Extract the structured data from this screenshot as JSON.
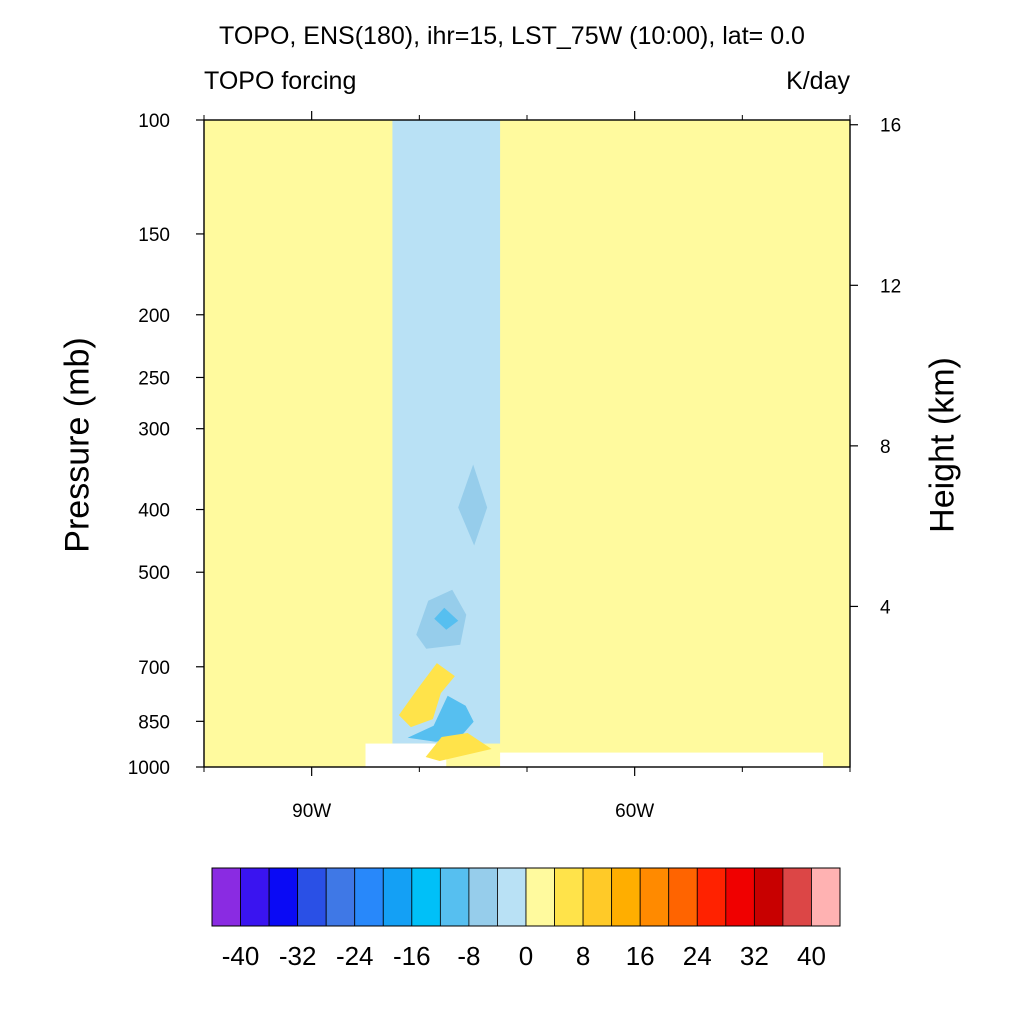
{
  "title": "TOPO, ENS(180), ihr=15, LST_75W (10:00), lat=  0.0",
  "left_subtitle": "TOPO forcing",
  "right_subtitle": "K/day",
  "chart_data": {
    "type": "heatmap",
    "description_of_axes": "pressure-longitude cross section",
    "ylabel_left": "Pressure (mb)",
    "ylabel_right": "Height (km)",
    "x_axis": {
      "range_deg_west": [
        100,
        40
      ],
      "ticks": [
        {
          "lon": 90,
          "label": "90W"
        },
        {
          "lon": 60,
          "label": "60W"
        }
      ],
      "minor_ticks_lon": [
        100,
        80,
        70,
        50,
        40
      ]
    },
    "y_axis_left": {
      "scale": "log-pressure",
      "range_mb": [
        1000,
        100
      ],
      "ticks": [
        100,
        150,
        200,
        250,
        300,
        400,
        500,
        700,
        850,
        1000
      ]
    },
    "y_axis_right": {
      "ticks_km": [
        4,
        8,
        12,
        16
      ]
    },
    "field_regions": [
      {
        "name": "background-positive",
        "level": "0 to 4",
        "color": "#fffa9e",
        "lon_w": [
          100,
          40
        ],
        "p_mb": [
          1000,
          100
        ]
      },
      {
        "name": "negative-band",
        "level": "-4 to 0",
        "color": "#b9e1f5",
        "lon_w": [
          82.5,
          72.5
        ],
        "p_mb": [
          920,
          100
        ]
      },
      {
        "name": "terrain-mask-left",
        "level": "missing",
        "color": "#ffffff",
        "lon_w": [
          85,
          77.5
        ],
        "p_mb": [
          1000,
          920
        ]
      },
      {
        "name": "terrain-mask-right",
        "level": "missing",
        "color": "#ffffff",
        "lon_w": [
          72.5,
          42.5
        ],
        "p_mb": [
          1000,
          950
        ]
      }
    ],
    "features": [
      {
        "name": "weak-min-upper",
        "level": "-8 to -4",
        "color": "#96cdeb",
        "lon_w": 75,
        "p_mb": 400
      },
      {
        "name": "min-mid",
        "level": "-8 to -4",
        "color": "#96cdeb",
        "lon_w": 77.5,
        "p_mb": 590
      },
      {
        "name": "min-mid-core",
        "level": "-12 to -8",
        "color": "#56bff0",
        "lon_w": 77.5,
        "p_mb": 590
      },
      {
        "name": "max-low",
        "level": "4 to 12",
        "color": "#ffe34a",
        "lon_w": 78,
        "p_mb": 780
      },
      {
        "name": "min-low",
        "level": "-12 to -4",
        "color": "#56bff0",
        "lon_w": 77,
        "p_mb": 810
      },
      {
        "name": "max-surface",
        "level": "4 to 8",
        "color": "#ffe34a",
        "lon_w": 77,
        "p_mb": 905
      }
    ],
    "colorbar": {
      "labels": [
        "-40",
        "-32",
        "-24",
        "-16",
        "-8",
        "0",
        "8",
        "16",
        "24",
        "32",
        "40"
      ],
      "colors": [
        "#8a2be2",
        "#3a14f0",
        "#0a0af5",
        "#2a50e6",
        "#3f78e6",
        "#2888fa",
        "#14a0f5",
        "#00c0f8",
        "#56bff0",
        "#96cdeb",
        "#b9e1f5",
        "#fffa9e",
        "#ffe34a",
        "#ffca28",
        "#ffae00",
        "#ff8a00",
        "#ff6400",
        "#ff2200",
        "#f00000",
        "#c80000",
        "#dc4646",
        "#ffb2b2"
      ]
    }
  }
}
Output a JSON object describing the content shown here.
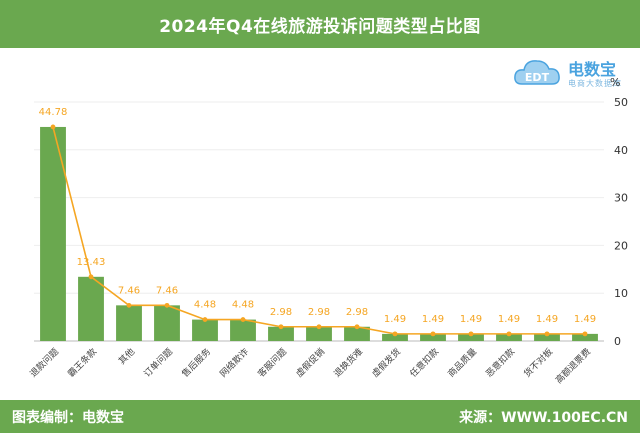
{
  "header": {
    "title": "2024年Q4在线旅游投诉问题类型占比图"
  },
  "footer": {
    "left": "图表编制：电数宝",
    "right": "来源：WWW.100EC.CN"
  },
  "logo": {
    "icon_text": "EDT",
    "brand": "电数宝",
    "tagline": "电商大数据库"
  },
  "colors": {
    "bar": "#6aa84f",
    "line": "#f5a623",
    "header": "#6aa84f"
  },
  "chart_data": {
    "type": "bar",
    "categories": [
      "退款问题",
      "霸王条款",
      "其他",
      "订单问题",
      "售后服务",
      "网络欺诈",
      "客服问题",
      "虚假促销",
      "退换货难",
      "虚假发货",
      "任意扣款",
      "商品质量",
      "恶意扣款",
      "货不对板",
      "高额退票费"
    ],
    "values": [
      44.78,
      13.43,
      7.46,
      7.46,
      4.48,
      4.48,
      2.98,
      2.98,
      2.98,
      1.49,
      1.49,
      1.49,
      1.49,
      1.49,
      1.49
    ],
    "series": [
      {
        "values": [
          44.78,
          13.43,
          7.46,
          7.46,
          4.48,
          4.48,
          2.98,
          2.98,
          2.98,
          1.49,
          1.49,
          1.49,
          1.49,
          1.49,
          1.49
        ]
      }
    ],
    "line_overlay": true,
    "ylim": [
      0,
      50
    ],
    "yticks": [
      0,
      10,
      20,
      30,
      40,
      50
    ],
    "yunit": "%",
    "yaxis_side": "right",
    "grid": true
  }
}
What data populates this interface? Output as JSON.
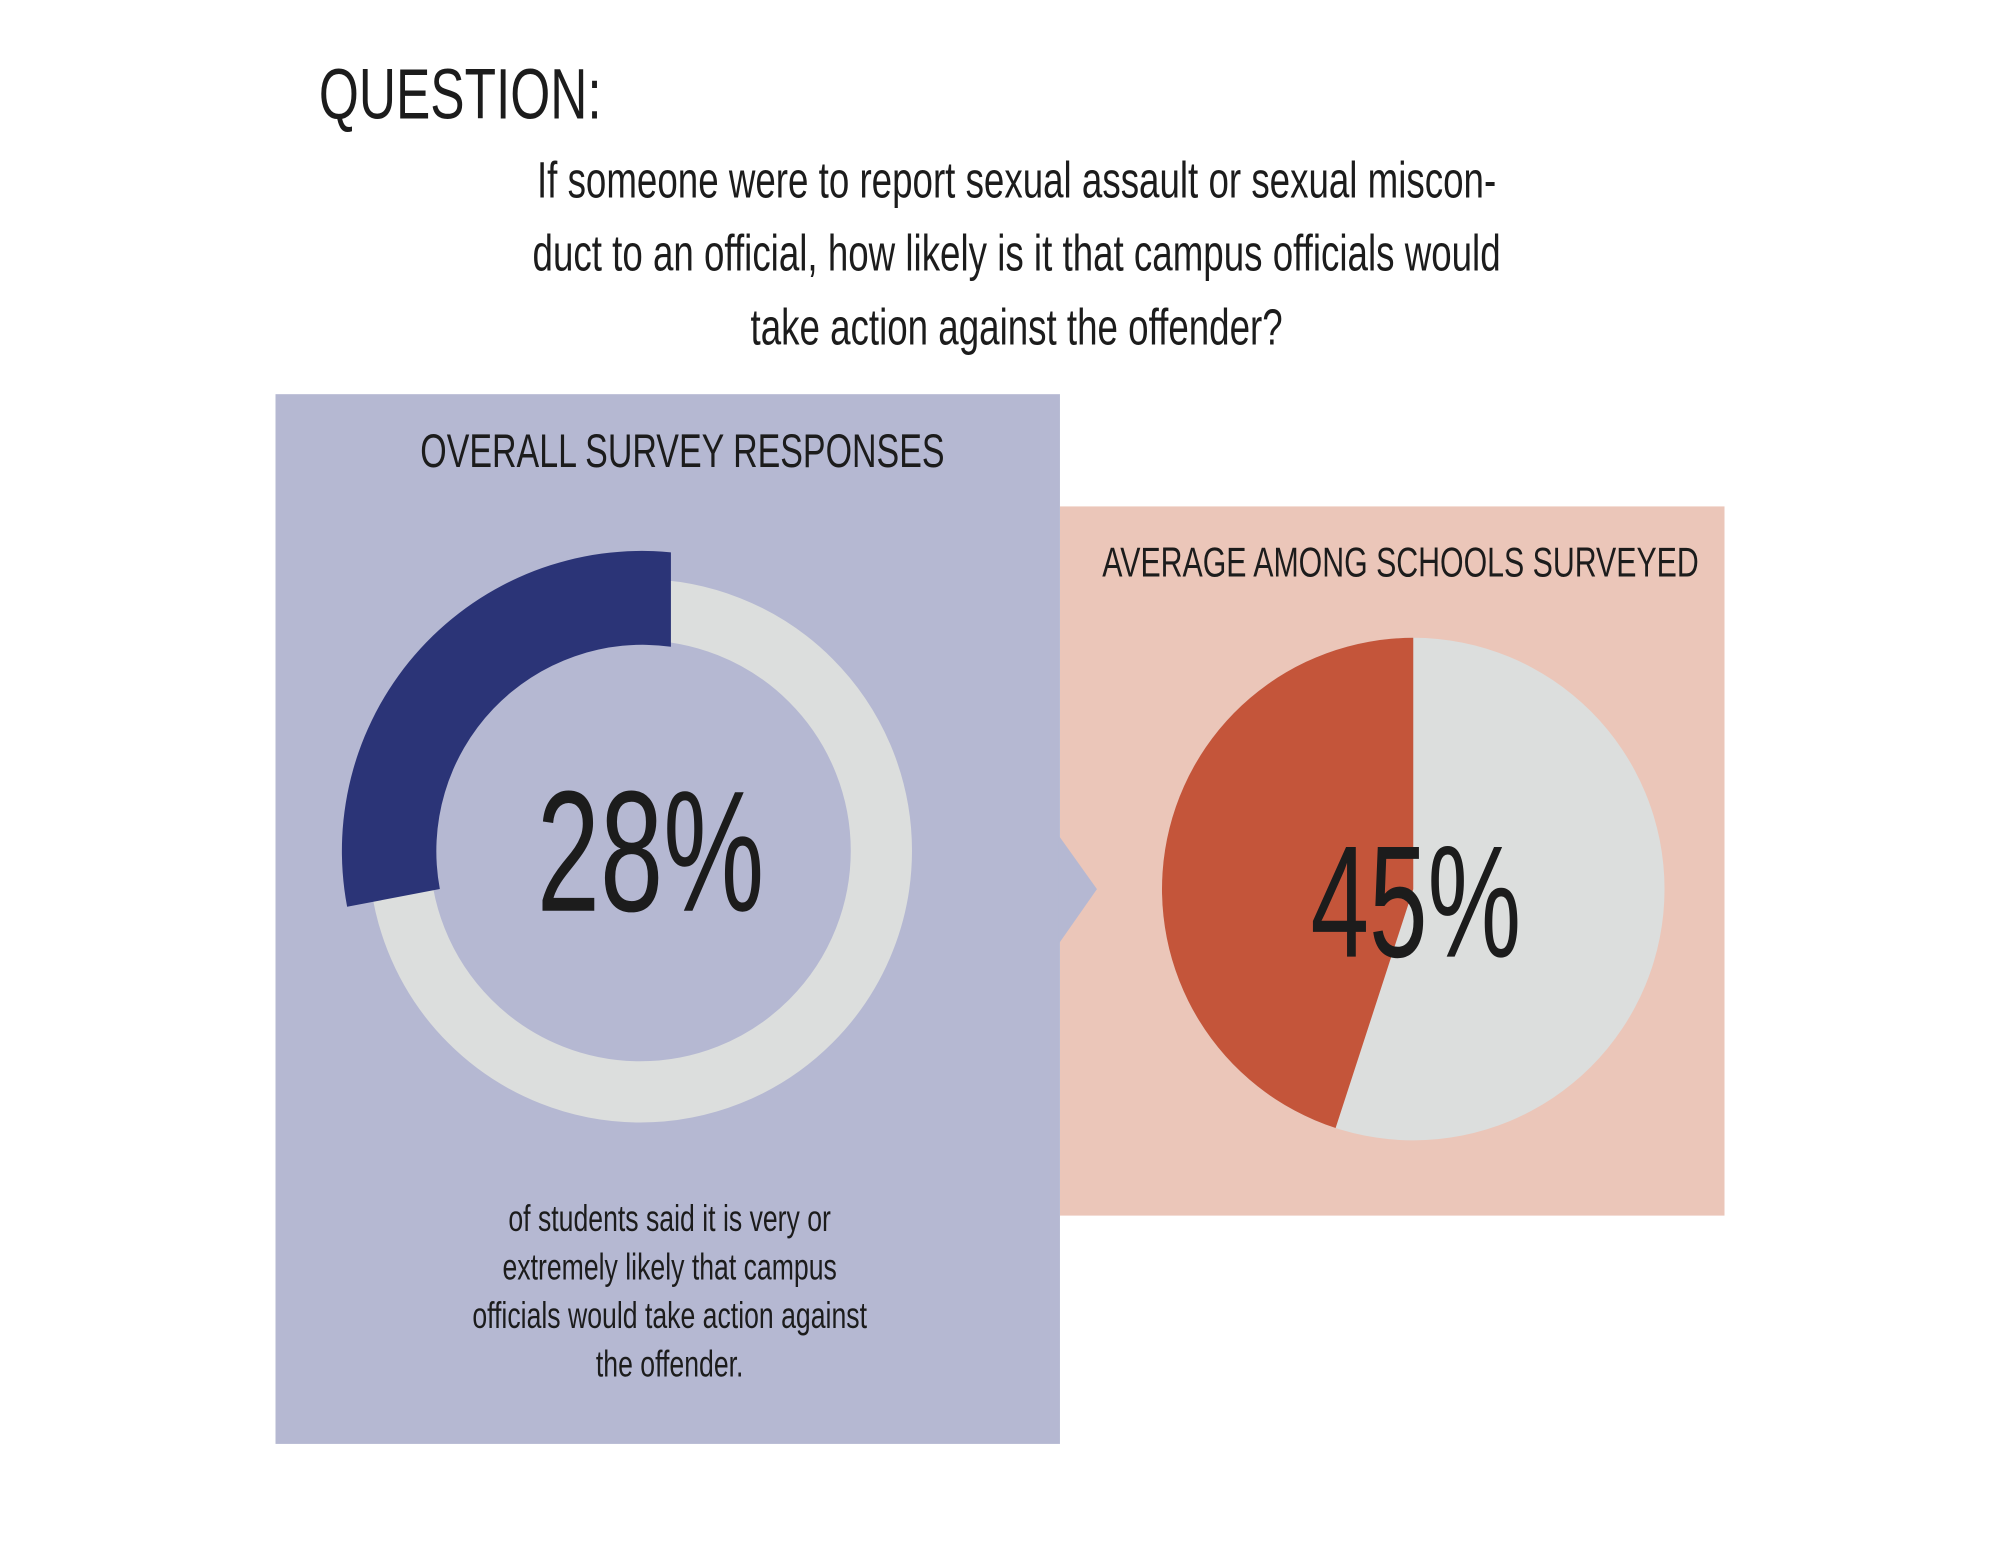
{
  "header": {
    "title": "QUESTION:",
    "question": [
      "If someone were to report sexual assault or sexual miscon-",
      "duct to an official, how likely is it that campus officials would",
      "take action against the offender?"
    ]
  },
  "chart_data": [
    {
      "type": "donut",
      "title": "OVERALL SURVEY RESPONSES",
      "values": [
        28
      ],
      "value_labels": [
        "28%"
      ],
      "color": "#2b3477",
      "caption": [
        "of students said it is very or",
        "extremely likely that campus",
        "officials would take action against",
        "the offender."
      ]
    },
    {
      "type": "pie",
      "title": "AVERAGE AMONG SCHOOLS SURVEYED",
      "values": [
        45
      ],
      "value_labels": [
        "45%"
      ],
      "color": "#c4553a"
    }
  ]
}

********************

--- What you are asked to do ---
Show all lines in the entries above where the word "that" appears.

--- Answer to this exercise ---
      "duct to an official, how likely is it that campus officials would",
        "extremely likely that campus",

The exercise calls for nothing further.